>> Start Data
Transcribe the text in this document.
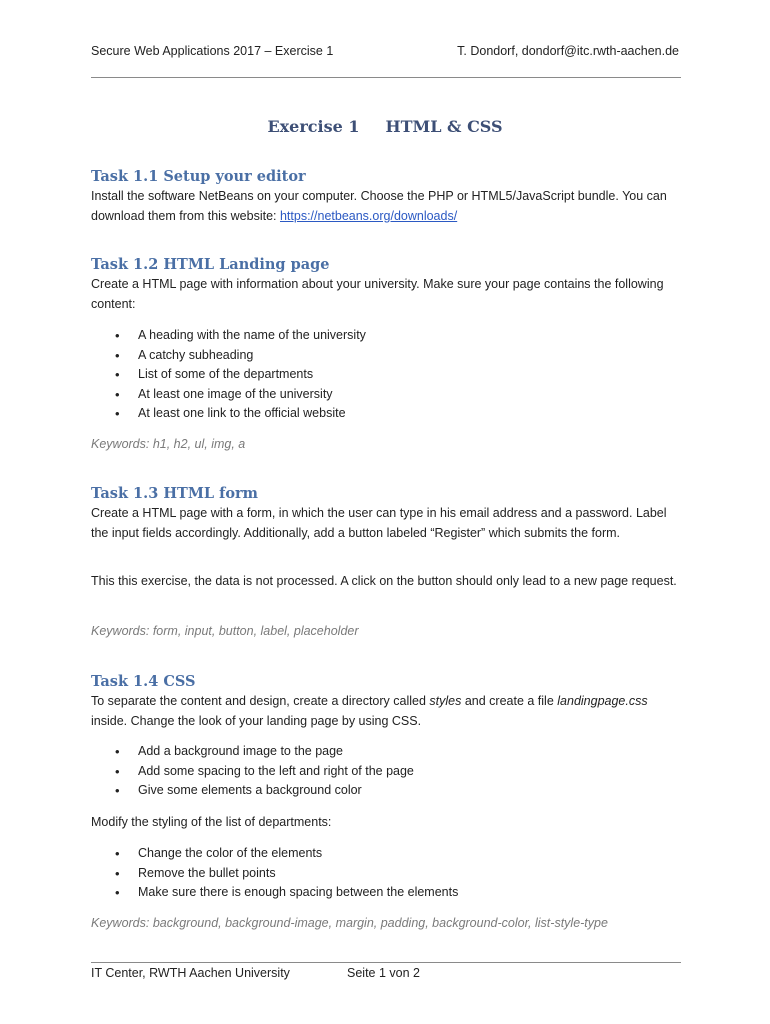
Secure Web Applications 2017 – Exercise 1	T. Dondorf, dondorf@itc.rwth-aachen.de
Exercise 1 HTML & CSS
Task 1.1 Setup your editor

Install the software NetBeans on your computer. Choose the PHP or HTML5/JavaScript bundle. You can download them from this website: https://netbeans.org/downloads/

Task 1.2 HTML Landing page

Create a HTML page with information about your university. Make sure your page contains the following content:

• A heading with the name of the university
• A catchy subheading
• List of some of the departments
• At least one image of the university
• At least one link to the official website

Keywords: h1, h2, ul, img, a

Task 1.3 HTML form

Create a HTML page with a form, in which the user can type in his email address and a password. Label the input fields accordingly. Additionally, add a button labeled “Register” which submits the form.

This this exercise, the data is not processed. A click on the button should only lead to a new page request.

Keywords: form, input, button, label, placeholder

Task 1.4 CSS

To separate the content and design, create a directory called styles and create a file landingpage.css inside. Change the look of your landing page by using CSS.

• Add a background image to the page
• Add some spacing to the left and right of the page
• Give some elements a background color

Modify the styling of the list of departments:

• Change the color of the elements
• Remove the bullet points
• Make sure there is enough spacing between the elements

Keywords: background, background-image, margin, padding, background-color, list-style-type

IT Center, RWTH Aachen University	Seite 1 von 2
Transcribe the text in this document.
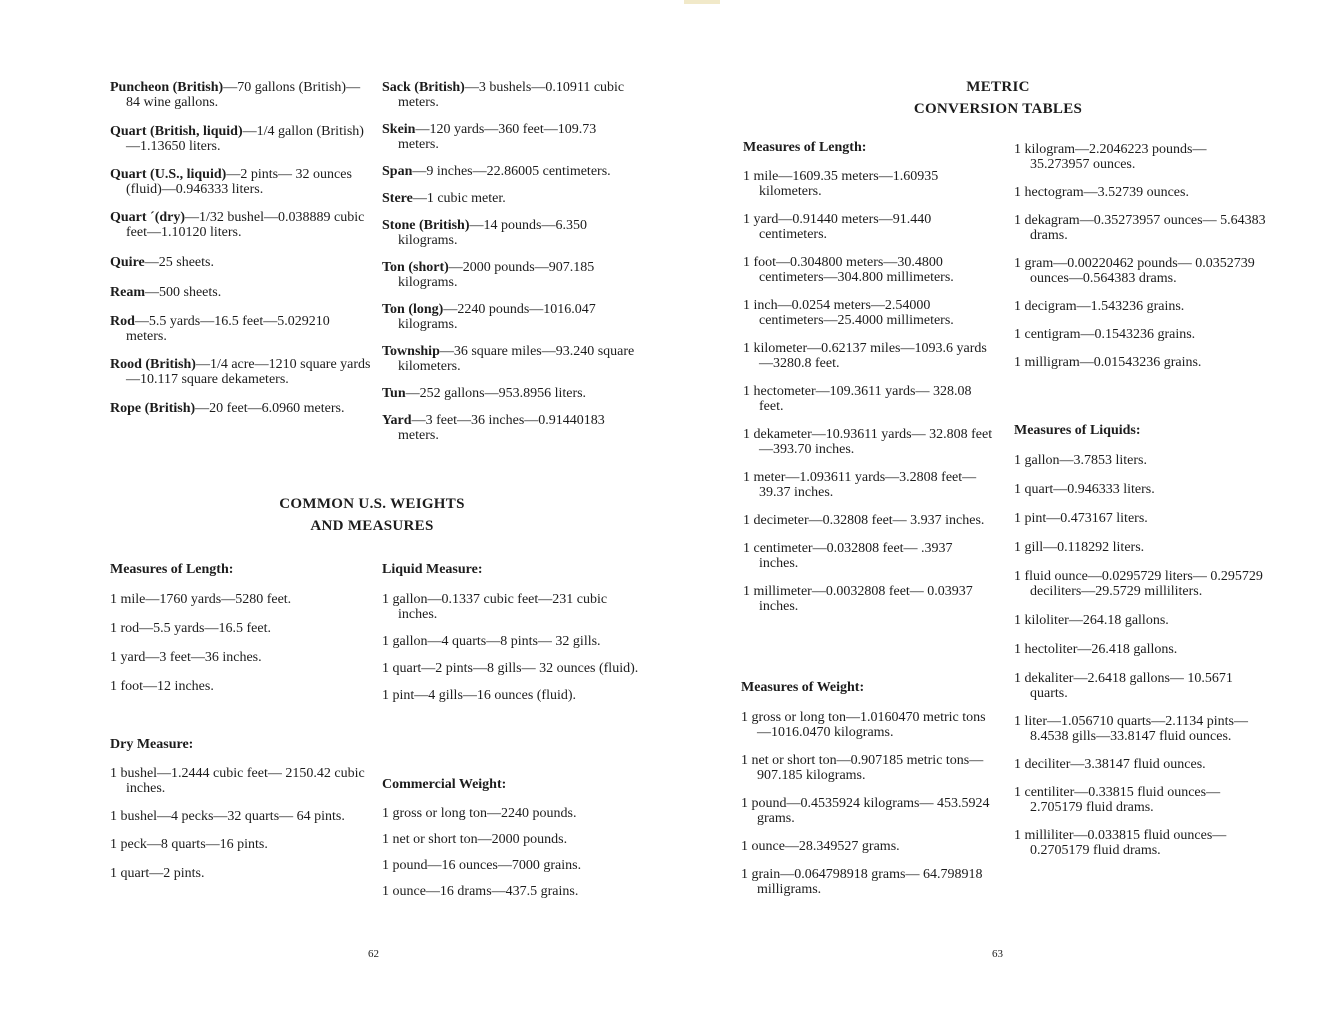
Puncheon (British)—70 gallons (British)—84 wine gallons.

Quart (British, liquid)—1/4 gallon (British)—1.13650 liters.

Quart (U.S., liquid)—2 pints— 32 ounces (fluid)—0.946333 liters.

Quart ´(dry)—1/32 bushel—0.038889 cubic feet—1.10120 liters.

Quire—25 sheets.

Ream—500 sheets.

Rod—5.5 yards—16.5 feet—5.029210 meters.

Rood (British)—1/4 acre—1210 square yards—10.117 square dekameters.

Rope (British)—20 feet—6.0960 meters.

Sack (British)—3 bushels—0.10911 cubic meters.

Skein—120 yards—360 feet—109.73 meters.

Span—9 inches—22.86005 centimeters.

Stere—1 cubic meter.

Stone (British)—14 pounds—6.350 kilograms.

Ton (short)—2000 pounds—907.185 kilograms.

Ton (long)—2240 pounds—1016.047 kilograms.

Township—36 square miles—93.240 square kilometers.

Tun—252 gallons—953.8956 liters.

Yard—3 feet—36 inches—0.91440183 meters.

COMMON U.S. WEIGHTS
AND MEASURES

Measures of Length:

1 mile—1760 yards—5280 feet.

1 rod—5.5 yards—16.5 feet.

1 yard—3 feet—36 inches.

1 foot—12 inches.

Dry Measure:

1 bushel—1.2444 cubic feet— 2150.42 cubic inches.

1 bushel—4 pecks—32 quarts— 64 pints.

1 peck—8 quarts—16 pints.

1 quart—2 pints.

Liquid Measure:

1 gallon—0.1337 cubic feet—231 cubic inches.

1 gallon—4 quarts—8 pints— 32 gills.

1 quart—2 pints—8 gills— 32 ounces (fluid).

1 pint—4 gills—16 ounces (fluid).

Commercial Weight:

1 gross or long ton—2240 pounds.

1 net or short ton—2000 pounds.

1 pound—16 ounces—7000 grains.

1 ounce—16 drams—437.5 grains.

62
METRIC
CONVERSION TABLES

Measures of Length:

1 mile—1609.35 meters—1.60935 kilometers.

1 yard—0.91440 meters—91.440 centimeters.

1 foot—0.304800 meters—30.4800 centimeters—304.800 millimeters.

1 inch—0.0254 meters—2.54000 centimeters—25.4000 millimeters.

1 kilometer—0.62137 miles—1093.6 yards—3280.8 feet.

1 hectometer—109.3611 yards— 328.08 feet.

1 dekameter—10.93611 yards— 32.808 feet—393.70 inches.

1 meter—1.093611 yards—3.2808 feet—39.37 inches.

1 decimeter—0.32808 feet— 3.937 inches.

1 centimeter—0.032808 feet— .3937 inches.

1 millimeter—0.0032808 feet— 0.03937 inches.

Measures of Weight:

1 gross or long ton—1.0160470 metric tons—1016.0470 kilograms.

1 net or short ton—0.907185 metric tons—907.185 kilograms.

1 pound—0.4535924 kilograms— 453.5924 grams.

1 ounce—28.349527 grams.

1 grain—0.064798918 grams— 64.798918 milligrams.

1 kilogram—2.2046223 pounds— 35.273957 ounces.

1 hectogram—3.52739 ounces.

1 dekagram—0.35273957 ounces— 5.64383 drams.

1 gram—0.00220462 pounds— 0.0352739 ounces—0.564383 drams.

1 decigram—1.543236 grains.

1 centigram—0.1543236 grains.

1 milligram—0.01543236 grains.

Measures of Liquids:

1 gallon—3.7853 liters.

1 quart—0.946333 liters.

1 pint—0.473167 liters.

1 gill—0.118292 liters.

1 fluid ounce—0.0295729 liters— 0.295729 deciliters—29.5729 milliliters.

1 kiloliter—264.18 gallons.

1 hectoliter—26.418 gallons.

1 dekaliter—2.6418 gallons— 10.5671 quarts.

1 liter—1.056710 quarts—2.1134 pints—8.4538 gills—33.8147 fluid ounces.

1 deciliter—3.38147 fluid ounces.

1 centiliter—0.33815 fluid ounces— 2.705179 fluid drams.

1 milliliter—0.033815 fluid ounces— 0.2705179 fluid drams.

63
>> End Data
>> Start Data
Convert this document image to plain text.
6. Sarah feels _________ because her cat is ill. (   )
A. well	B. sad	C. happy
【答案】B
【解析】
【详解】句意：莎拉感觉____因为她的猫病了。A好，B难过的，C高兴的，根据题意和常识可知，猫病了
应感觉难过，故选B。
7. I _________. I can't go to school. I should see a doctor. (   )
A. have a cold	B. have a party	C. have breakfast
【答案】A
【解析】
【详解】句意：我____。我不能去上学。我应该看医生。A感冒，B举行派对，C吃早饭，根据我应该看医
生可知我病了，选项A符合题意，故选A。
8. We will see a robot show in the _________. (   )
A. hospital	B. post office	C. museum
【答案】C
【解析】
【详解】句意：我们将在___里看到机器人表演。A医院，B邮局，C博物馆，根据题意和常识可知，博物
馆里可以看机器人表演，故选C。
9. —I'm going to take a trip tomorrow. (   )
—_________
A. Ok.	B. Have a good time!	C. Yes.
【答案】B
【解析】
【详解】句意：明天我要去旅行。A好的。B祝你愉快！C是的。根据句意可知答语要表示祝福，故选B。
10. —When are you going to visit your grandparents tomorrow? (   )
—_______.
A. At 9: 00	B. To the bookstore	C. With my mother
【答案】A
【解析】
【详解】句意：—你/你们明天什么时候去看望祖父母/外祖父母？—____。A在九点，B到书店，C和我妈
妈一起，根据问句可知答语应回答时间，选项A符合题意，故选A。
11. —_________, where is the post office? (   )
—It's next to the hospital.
>> End Data
>> Start Data
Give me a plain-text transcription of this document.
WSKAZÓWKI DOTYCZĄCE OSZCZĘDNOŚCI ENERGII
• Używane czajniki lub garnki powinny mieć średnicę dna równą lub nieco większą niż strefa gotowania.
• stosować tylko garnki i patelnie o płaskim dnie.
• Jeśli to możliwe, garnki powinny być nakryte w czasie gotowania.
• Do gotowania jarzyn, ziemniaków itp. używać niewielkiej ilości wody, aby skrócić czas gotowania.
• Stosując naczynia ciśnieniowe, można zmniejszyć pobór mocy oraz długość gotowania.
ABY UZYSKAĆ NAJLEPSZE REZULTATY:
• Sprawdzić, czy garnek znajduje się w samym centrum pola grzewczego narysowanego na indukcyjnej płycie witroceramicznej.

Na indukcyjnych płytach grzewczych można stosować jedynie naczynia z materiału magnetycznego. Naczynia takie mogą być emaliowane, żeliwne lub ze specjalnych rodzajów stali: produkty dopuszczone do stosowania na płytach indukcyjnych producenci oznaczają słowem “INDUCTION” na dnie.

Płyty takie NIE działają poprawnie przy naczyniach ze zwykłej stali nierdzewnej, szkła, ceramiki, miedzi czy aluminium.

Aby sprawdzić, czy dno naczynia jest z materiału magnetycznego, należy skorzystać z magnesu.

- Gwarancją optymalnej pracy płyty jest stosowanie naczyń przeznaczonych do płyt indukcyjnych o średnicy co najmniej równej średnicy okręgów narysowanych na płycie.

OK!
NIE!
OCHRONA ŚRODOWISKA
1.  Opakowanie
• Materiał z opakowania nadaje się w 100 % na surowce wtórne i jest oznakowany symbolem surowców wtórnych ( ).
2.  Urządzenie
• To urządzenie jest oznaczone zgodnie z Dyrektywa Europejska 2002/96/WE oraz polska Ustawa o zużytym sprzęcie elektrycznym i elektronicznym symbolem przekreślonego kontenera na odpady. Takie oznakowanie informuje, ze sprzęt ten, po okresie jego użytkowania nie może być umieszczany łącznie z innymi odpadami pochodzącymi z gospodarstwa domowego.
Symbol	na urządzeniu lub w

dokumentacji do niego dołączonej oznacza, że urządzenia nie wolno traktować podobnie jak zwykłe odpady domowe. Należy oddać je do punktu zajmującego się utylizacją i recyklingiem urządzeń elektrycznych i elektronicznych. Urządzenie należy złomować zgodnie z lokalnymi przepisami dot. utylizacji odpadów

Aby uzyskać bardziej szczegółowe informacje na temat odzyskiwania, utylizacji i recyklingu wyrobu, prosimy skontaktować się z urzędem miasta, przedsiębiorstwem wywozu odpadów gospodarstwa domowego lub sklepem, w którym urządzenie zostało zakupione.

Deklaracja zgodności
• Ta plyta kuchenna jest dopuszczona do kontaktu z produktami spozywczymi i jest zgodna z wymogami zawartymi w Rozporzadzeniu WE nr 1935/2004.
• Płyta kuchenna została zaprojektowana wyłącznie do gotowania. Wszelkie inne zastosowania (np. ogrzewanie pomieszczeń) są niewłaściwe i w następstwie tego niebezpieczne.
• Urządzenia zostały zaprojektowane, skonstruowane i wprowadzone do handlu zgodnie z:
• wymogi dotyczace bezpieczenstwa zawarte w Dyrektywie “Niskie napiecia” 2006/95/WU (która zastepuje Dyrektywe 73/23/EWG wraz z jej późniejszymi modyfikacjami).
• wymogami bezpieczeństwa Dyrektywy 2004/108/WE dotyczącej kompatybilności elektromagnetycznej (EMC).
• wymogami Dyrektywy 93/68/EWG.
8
>> End Data
What the exercise asks:
Pull out all lines from the entries above in which the word "centimeters" appears.

The answer:
Span—9 inches—22.86005 centimeters.
1 yard—0.91440 meters—91.440 centimeters.
1 foot—0.304800 meters—30.4800 centimeters—304.800 millimeters.
1 inch—0.0254 meters—2.54000 centimeters—25.4000 millimeters.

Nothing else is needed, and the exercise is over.